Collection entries

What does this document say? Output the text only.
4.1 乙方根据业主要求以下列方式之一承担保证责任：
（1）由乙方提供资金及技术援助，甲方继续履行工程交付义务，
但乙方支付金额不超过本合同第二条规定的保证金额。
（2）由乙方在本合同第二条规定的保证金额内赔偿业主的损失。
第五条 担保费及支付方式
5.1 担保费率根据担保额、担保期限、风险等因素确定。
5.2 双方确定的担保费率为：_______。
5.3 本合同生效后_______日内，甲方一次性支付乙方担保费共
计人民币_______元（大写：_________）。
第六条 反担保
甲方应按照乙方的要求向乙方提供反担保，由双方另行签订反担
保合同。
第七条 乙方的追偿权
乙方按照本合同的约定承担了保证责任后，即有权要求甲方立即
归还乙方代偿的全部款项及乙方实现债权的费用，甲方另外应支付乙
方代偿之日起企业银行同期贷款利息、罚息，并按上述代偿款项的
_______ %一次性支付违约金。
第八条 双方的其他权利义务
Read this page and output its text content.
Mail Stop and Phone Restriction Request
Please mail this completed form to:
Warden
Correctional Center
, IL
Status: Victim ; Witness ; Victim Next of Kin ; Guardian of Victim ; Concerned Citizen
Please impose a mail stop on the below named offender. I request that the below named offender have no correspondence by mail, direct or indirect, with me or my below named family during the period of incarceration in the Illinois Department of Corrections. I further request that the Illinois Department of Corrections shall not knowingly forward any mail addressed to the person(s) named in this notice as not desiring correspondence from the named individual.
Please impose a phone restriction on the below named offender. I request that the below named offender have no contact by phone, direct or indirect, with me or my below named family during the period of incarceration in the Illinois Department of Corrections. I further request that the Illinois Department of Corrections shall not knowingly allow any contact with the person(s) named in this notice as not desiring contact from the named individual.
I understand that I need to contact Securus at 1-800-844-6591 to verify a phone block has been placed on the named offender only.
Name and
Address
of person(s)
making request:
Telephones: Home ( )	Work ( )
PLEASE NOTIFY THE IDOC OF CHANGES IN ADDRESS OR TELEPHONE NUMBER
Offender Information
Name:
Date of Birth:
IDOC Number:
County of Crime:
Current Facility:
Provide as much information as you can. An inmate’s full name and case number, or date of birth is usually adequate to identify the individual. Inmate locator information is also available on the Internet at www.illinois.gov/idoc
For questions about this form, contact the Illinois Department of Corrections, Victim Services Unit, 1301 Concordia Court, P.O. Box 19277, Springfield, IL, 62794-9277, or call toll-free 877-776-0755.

*DIRECTIONS FOR THIS TASK*:
Quote each line above in full, word for word.

*COMPLETE ANSWER*:
What does this document say? Output the text only.
4.1 乙方根据业主要求以下列方式之一承担保证责任：
（1）由乙方提供资金及技术援助，甲方继续履行工程交付义务，
但乙方支付金额不超过本合同第二条规定的保证金额。
（2）由乙方在本合同第二条规定的保证金额内赔偿业主的损失。
第五条 担保费及支付方式
5.1 担保费率根据担保额、担保期限、风险等因素确定。
5.2 双方确定的担保费率为：_______。
5.3 本合同生效后_______日内，甲方一次性支付乙方担保费共
计人民币_______元（大写：_________）。
第六条 反担保
甲方应按照乙方的要求向乙方提供反担保，由双方另行签订反担
保合同。
第七条 乙方的追偿权
乙方按照本合同的约定承担了保证责任后，即有权要求甲方立即
归还乙方代偿的全部款项及乙方实现债权的费用，甲方另外应支付乙
方代偿之日起企业银行同期贷款利息、罚息，并按上述代偿款项的
_______ %一次性支付违约金。
第八条 双方的其他权利义务
Read this page and output its text content.
Mail Stop and Phone Restriction Request
Please mail this completed form to:
Warden
Correctional Center
, IL
Status: Victim ; Witness ; Victim Next of Kin ; Guardian of Victim ; Concerned Citizen
Please impose a mail stop on the below named offender. I request that the below named offender have no correspondence by mail, direct or indirect, with me or my below named family during the period of incarceration in the Illinois Department of Corrections. I further request that the Illinois Department of Corrections shall not knowingly forward any mail addressed to the person(s) named in this notice as not desiring correspondence from the named individual.
Please impose a phone restriction on the below named offender. I request that the below named offender have no contact by phone, direct or indirect, with me or my below named family during the period of incarceration in the Illinois Department of Corrections. I further request that the Illinois Department of Corrections shall not knowingly allow any contact with the person(s) named in this notice as not desiring contact from the named individual.
I understand that I need to contact Securus at 1-800-844-6591 to verify a phone block has been placed on the named offender only.
Name and
Address
of person(s)
making request:
Telephones: Home ( )	Work ( )
PLEASE NOTIFY THE IDOC OF CHANGES IN ADDRESS OR TELEPHONE NUMBER
Offender Information
Name:
Date of Birth:
IDOC Number:
County of Crime:
Current Facility:
Provide as much information as you can. An inmate’s full name and case number, or date of birth is usually adequate to identify the individual. Inmate locator information is also available on the Internet at www.illinois.gov/idoc
For questions about this form, contact the Illinois Department of Corrections, Victim Services Unit, 1301 Concordia Court, P.O. Box 19277, Springfield, IL, 62794-9277, or call toll-free 877-776-0755.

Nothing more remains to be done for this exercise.